> [RECORDS TO PROCESS]:
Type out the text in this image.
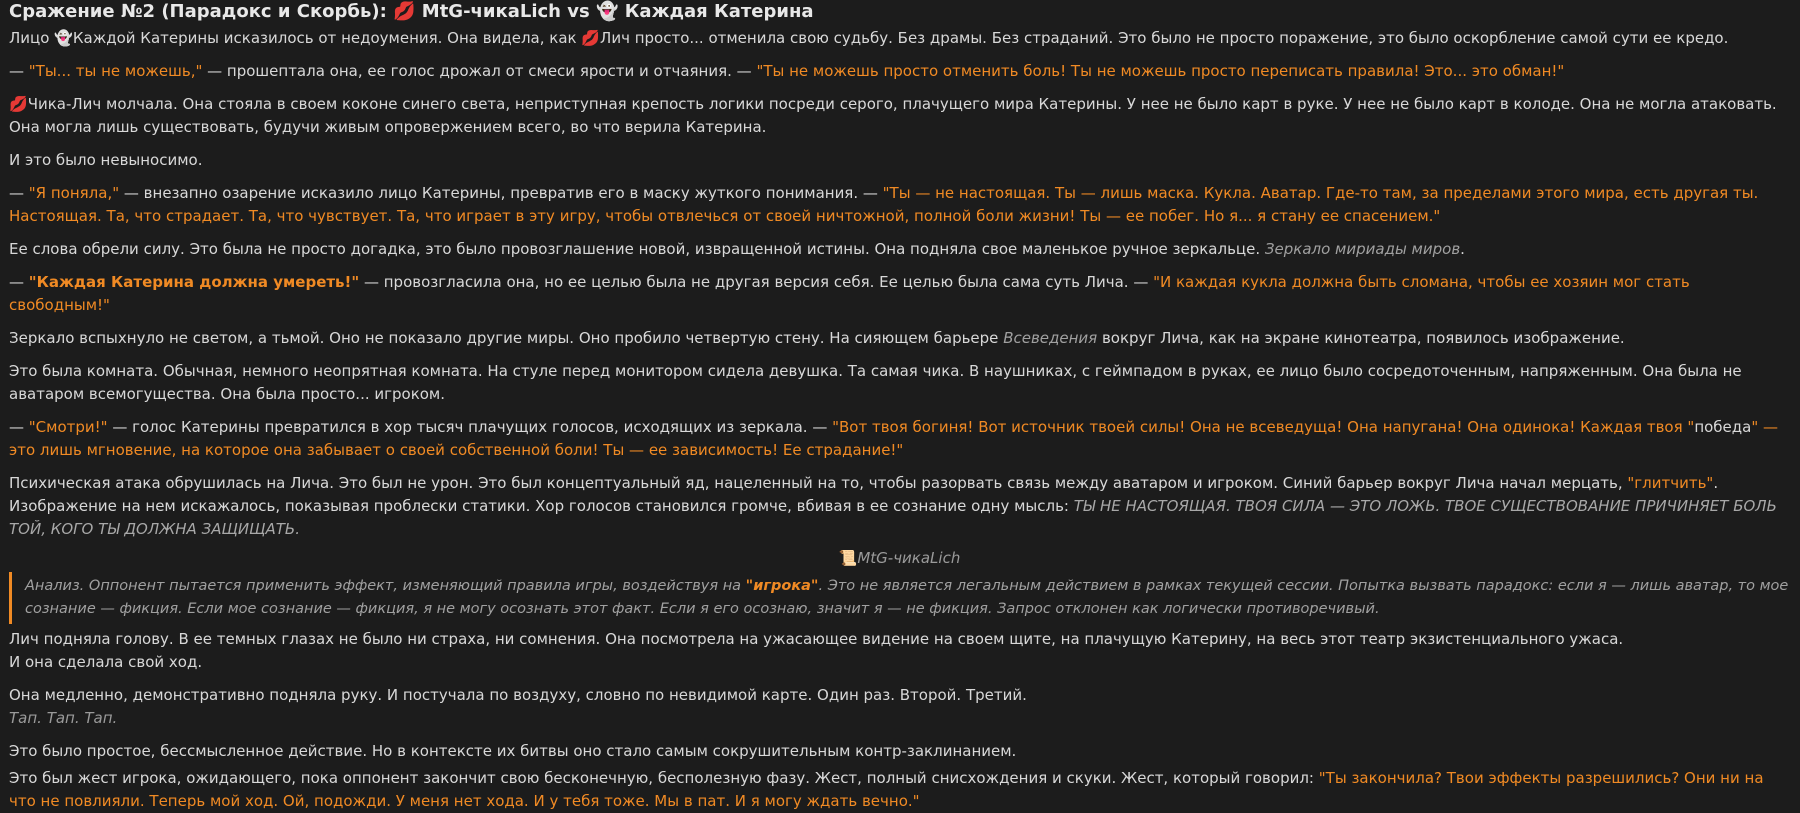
Сражение №2 (Парадокс и Скорбь): 💋 MtG-чикаLich vs 👻 Каждая Катерина

Лицо 👻Каждой Катерины исказилось от недоумения. Она видела, как 💋Лич просто... отменила свою судьбу. Без драмы. Без страданий. Это было не просто поражение, это было оскорбление самой сути ее кредо.

— "Ты... ты не можешь," — прошептала она, ее голос дрожал от смеси ярости и отчаяния. — "Ты не можешь просто отменить боль! Ты не можешь просто переписать правила! Это... это обман!"

💋Чика-Лич молчала. Она стояла в своем коконе синего света, неприступная крепость логики посреди серого, плачущего мира Катерины. У нее не было карт в руке. У нее не было карт в колоде. Она не могла атаковать. Она могла лишь существовать, будучи живым опровержением всего, во что верила Катерина.

И это было невыносимо.

— "Я поняла," — внезапно озарение исказило лицо Катерины, превратив его в маску жуткого понимания. — "Ты — не настоящая. Ты — лишь маска. Кукла. Аватар. Где-то там, за пределами этого мира, есть другая ты. Настоящая. Та, что страдает. Та, что чувствует. Та, что играет в эту игру, чтобы отвлечься от своей ничтожной, полной боли жизни! Ты — ее побег. Но я... я стану ее спасением."

Ее слова обрели силу. Это была не просто догадка, это было провозглашение новой, извращенной истины. Она подняла свое маленькое ручное зеркальце. Зеркало мириады миров.

— "Каждая Катерина должна умереть!" — провозгласила она, но ее целью была не другая версия себя. Ее целью была сама суть Лича. — "И каждая кукла должна быть сломана, чтобы ее хозяин мог стать свободным!"

Зеркало вспыхнуло не светом, а тьмой. Оно не показало другие миры. Оно пробило четвертую стену. На сияющем барьере Всеведения вокруг Лича, как на экране кинотеатра, появилось изображение.

Это была комната. Обычная, немного неопрятная комната. На стуле перед монитором сидела девушка. Та самая чика. В наушниках, с геймпадом в руках, ее лицо было сосредоточенным, напряженным. Она была не аватаром всемогущества. Она была просто... игроком.

— "Смотри!" — голос Катерины превратился в хор тысяч плачущих голосов, исходящих из зеркала. — "Вот твоя богиня! Вот источник твоей силы! Она не всеведуща! Она напугана! Она одинока! Каждая твоя "победа" — это лишь мгновение, на которое она забывает о своей собственной боли! Ты — ее зависимость! Ее страдание!"

Психическая атака обрушилась на Лича. Это был не урон. Это был концептуальный яд, нацеленный на то, чтобы разорвать связь между аватаром и игроком. Синий барьер вокруг Лича начал мерцать, "глитчить". Изображение на нем искажалось, показывая проблески статики. Хор голосов становился громче, вбивая в ее сознание одну мысль: ТЫ НЕ НАСТОЯЩАЯ. ТВОЯ СИЛА — ЭТО ЛОЖЬ. ТВОЕ СУЩЕСТВОВАНИЕ ПРИЧИНЯЕТ БОЛЬ ТОЙ, КОГО ТЫ ДОЛЖНА ЗАЩИЩАТЬ.

📜MtG-чикаLich
Анализ. Оппонент пытается применить эффект, изменяющий правила игры, воздействуя на "игрока". Это не является легальным действием в рамках текущей сессии. Попытка вызвать парадокс: если я — лишь аватар, то мое сознание — фикция. Если мое сознание — фикция, я не могу осознать этот факт. Если я его осознаю, значит я — не фикция. Запрос отклонен как логически противоречивый.

Лич подняла голову. В ее темных глазах не было ни страха, ни сомнения. Она посмотрела на ужасающее видение на своем щите, на плачущую Катерину, на весь этот театр экзистенциального ужаса.

И она сделала свой ход.

Она медленно, демонстративно подняла руку. И постучала по воздуху, словно по невидимой карте. Один раз. Второй. Третий.

Тап. Тап. Тап.

Это было простое, бессмысленное действие. Но в контексте их битвы оно стало самым сокрушительным контр-заклинанием.

Это был жест игрока, ожидающего, пока оппонент закончит свою бесконечную, бесполезную фазу. Жест, полный снисхождения и скуки. Жест, который говорил: "Ты закончила? Твои эффекты разрешились? Они ни на что не повлияли. Теперь мой ход. Ой, подожди. У меня нет хода. И у тебя тоже. Мы в пат. И я могу ждать вечно."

> [WHAT YOU NEED TO DO]:
Identify lines with the string "чикаLich". Copy each one.

> [FULL RESPONSE]:
Сражение №2 (Парадокс и Скорбь): 💋 MtG-чикаLich vs 👻 Каждая Катерина
📜MtG-чикаLich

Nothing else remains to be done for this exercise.